**PROBLEM TO WORK ON**.
Copy each line containing the word "өсөлт" from the records that follow, please.

[Figure content listings]

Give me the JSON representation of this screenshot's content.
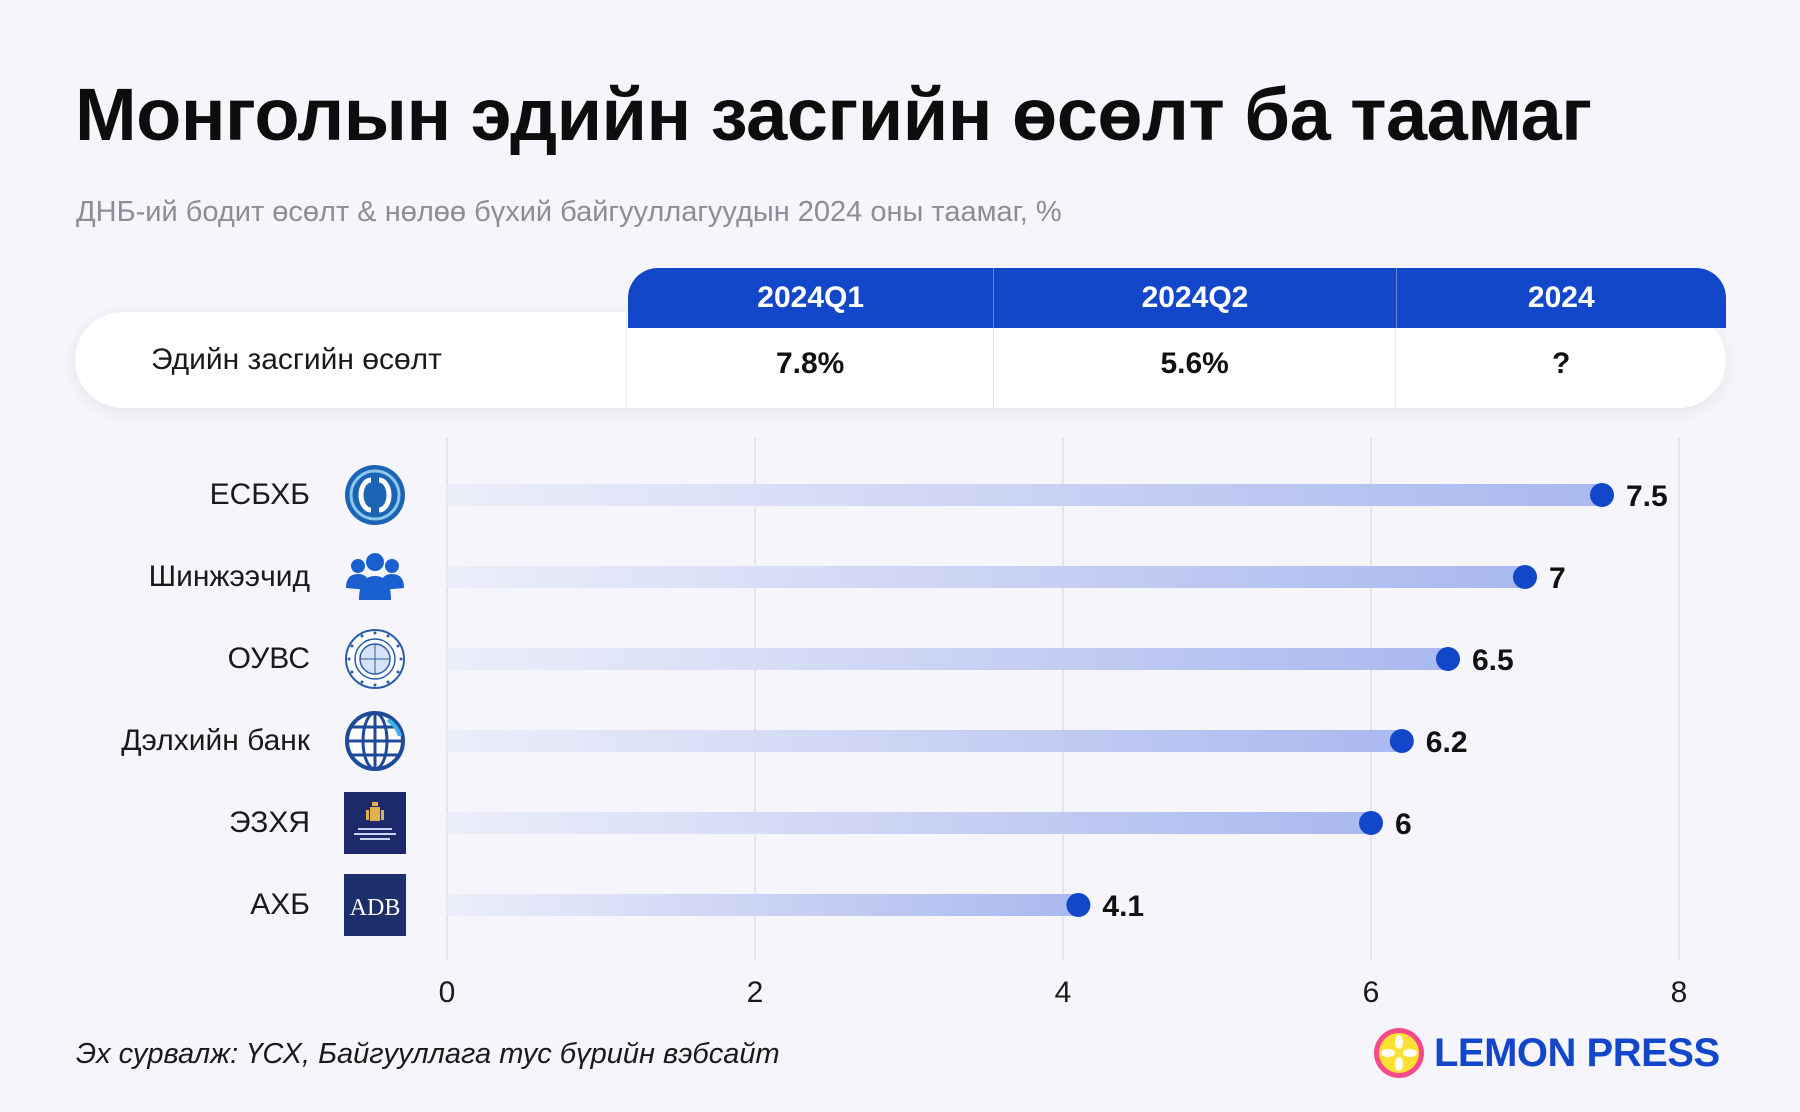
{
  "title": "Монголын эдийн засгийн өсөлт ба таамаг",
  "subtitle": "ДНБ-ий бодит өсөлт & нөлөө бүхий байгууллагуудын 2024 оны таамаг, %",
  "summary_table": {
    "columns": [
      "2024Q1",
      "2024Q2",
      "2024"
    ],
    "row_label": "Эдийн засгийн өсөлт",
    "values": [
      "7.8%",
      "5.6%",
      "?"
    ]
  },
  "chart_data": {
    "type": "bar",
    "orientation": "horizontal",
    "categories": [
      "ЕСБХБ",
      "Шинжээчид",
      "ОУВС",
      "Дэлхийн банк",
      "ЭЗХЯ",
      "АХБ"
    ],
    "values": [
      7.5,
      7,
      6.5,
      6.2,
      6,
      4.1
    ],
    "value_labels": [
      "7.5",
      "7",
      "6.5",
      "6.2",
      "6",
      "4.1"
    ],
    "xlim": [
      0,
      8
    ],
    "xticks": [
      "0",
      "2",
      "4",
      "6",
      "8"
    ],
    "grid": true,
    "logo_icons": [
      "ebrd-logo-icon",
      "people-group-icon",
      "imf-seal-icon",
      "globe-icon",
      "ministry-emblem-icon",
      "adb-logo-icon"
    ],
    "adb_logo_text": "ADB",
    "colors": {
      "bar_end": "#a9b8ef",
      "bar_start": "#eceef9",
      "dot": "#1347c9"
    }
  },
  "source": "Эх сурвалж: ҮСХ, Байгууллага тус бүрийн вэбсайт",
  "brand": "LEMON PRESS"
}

**ANSWER TO THE PROBLEM**.
  "title": "Монголын эдийн засгийн өсөлт ба таамаг",
  "subtitle": "ДНБ-ий бодит өсөлт & нөлөө бүхий байгууллагуудын 2024 оны таамаг, %",
    "row_label": "Эдийн засгийн өсөлт",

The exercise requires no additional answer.